◆ **TASK STATEMENT**:
Find every line with the word "createState" and give their count, nothing else.

◆ **RECORDS SUPPLIED**:
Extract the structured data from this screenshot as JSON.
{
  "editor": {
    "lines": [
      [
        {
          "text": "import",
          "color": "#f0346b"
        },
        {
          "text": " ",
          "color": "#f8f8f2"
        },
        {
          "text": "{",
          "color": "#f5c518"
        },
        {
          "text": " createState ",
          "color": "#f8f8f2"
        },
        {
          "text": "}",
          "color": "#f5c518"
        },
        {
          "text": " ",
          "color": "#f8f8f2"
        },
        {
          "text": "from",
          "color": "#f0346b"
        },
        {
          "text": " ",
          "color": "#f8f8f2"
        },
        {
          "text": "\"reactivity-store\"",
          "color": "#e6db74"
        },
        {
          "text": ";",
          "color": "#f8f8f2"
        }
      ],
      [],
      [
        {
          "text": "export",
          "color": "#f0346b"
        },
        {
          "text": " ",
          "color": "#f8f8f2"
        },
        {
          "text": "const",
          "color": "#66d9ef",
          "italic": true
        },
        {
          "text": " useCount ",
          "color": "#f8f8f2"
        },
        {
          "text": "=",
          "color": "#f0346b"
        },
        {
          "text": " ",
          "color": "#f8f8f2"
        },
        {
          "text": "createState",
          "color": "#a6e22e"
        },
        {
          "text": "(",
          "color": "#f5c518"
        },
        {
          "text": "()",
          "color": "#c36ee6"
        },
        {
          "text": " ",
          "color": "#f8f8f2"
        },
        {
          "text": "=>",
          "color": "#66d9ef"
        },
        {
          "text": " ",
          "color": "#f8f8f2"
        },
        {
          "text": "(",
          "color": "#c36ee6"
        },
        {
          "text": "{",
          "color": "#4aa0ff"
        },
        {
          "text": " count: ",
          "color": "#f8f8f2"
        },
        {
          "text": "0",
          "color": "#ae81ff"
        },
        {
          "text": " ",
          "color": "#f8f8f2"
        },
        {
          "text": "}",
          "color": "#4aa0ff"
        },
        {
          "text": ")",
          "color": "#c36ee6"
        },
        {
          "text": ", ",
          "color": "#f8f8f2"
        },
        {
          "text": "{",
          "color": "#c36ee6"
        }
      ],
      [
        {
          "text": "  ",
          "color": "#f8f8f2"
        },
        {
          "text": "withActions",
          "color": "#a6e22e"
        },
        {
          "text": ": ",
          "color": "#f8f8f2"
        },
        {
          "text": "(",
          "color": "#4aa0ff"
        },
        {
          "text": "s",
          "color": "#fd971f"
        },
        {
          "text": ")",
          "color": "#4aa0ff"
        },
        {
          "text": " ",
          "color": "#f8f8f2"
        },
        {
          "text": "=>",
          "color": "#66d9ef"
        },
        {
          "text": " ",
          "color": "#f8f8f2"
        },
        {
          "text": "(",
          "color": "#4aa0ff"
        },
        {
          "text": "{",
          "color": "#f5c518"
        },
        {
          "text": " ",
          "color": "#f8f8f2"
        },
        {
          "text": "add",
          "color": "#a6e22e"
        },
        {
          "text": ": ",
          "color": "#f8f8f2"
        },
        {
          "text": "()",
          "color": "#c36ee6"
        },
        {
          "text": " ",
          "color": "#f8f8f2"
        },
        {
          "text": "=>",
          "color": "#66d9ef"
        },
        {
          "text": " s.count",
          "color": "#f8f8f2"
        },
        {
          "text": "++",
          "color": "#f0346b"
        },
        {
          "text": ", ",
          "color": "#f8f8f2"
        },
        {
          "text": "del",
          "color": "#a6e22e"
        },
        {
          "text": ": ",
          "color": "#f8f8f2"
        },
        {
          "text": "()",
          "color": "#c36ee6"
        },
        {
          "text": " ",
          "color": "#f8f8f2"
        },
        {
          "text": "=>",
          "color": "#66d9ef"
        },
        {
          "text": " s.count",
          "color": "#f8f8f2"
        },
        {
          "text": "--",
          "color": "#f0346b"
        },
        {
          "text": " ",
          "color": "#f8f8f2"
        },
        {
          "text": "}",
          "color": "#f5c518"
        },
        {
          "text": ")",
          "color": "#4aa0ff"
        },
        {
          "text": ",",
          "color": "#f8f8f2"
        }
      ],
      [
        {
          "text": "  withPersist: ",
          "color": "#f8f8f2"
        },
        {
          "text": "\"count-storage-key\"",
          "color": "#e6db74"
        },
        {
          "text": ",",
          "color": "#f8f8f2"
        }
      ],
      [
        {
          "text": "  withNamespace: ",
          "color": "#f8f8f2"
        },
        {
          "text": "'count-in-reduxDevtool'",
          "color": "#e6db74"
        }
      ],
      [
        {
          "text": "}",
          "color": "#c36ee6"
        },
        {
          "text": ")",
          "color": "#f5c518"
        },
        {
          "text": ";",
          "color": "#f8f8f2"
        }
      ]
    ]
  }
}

◆ **RESPONSE TO THIS TASK**:
2